## Start Listed entries
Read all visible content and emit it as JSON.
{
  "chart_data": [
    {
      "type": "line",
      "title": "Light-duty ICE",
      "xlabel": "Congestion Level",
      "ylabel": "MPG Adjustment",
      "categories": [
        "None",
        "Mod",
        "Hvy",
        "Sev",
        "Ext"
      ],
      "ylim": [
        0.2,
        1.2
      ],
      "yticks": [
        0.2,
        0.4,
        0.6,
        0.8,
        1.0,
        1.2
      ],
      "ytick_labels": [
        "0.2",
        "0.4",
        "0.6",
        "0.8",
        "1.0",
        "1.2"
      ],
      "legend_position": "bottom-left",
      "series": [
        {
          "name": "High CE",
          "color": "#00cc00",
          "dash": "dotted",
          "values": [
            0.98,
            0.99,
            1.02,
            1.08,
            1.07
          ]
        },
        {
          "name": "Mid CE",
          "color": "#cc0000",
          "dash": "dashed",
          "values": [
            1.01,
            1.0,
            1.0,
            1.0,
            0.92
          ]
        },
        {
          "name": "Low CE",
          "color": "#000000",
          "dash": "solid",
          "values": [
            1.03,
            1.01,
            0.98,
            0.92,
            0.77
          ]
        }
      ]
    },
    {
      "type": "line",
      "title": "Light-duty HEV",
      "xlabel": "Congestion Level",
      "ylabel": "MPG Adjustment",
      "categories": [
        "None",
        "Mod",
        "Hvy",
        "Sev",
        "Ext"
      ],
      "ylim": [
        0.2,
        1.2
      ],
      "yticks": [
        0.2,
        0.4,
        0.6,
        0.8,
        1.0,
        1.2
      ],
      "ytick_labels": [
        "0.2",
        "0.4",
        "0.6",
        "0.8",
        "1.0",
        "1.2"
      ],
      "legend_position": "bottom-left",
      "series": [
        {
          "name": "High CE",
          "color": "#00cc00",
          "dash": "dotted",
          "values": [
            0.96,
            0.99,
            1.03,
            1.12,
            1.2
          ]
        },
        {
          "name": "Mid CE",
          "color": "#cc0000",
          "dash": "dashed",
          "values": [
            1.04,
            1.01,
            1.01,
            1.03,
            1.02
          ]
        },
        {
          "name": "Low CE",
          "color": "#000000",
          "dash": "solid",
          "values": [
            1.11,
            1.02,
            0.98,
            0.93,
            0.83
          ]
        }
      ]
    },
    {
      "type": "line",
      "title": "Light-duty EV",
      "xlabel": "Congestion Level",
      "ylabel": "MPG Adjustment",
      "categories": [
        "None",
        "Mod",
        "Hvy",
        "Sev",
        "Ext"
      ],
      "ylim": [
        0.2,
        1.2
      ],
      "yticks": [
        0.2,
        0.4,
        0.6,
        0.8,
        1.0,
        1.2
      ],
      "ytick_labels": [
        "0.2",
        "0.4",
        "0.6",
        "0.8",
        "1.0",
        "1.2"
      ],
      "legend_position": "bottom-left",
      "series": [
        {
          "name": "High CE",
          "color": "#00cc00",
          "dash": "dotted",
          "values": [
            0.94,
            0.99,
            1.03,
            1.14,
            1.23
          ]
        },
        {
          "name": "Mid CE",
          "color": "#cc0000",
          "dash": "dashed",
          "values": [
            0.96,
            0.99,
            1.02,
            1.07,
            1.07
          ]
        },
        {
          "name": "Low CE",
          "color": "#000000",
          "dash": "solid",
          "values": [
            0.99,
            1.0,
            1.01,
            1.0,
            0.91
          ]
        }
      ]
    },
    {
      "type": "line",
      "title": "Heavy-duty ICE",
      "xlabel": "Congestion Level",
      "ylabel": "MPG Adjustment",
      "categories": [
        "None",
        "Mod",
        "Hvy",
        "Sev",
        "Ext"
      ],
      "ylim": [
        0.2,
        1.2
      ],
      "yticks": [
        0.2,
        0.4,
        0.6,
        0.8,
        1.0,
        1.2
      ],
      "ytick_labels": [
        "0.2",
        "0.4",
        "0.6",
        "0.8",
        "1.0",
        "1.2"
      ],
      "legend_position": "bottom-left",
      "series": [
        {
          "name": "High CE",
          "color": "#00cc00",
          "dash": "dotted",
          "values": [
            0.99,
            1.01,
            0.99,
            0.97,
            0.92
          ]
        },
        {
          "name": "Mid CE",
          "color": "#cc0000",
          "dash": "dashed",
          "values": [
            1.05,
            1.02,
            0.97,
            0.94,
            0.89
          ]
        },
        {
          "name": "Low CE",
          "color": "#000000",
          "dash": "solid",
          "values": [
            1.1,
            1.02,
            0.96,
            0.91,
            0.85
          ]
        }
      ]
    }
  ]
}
## End Listed entries
* [Set exercise]:
Please output every record, keeping each line exact.

* [Task result]:
Read all visible content and emit it as JSON.
{
  "chart_data": [
    {
      "type": "line",
      "title": "Light-duty ICE",
      "xlabel": "Congestion Level",
      "ylabel": "MPG Adjustment",
      "categories": [
        "None",
        "Mod",
        "Hvy",
        "Sev",
        "Ext"
      ],
      "ylim": [
        0.2,
        1.2
      ],
      "yticks": [
        0.2,
        0.4,
        0.6,
        0.8,
        1.0,
        1.2
      ],
      "ytick_labels": [
        "0.2",
        "0.4",
        "0.6",
        "0.8",
        "1.0",
        "1.2"
      ],
      "legend_position": "bottom-left",
      "series": [
        {
          "name": "High CE",
          "color": "#00cc00",
          "dash": "dotted",
          "values": [
            0.98,
            0.99,
            1.02,
            1.08,
            1.07
          ]
        },
        {
          "name": "Mid CE",
          "color": "#cc0000",
          "dash": "dashed",
          "values": [
            1.01,
            1.0,
            1.0,
            1.0,
            0.92
          ]
        },
        {
          "name": "Low CE",
          "color": "#000000",
          "dash": "solid",
          "values": [
            1.03,
            1.01,
            0.98,
            0.92,
            0.77
          ]
        }
      ]
    },
    {
      "type": "line",
      "title": "Light-duty HEV",
      "xlabel": "Congestion Level",
      "ylabel": "MPG Adjustment",
      "categories": [
        "None",
        "Mod",
        "Hvy",
        "Sev",
        "Ext"
      ],
      "ylim": [
        0.2,
        1.2
      ],
      "yticks": [
        0.2,
        0.4,
        0.6,
        0.8,
        1.0,
        1.2
      ],
      "ytick_labels": [
        "0.2",
        "0.4",
        "0.6",
        "0.8",
        "1.0",
        "1.2"
      ],
      "legend_position": "bottom-left",
      "series": [
        {
          "name": "High CE",
          "color": "#00cc00",
          "dash": "dotted",
          "values": [
            0.96,
            0.99,
            1.03,
            1.12,
            1.2
          ]
        },
        {
          "name": "Mid CE",
          "color": "#cc0000",
          "dash": "dashed",
          "values": [
            1.04,
            1.01,
            1.01,
            1.03,
            1.02
          ]
        },
        {
          "name": "Low CE",
          "color": "#000000",
          "dash": "solid",
          "values": [
            1.11,
            1.02,
            0.98,
            0.93,
            0.83
          ]
        }
      ]
    },
    {
      "type": "line",
      "title": "Light-duty EV",
      "xlabel": "Congestion Level",
      "ylabel": "MPG Adjustment",
      "categories": [
        "None",
        "Mod",
        "Hvy",
        "Sev",
        "Ext"
      ],
      "ylim": [
        0.2,
        1.2
      ],
      "yticks": [
        0.2,
        0.4,
        0.6,
        0.8,
        1.0,
        1.2
      ],
      "ytick_labels": [
        "0.2",
        "0.4",
        "0.6",
        "0.8",
        "1.0",
        "1.2"
      ],
      "legend_position": "bottom-left",
      "series": [
        {
          "name": "High CE",
          "color": "#00cc00",
          "dash": "dotted",
          "values": [
            0.94,
            0.99,
            1.03,
            1.14,
            1.23
          ]
        },
        {
          "name": "Mid CE",
          "color": "#cc0000",
          "dash": "dashed",
          "values": [
            0.96,
            0.99,
            1.02,
            1.07,
            1.07
          ]
        },
        {
          "name": "Low CE",
          "color": "#000000",
          "dash": "solid",
          "values": [
            0.99,
            1.0,
            1.01,
            1.0,
            0.91
          ]
        }
      ]
    },
    {
      "type": "line",
      "title": "Heavy-duty ICE",
      "xlabel": "Congestion Level",
      "ylabel": "MPG Adjustment",
      "categories": [
        "None",
        "Mod",
        "Hvy",
        "Sev",
        "Ext"
      ],
      "ylim": [
        0.2,
        1.2
      ],
      "yticks": [
        0.2,
        0.4,
        0.6,
        0.8,
        1.0,
        1.2
      ],
      "ytick_labels": [
        "0.2",
        "0.4",
        "0.6",
        "0.8",
        "1.0",
        "1.2"
      ],
      "legend_position": "bottom-left",
      "series": [
        {
          "name": "High CE",
          "color": "#00cc00",
          "dash": "dotted",
          "values": [
            0.99,
            1.01,
            0.99,
            0.97,
            0.92
          ]
        },
        {
          "name": "Mid CE",
          "color": "#cc0000",
          "dash": "dashed",
          "values": [
            1.05,
            1.02,
            0.97,
            0.94,
            0.89
          ]
        },
        {
          "name": "Low CE",
          "color": "#000000",
          "dash": "solid",
          "values": [
            1.1,
            1.02,
            0.96,
            0.91,
            0.85
          ]
        }
      ]
    }
  ]
}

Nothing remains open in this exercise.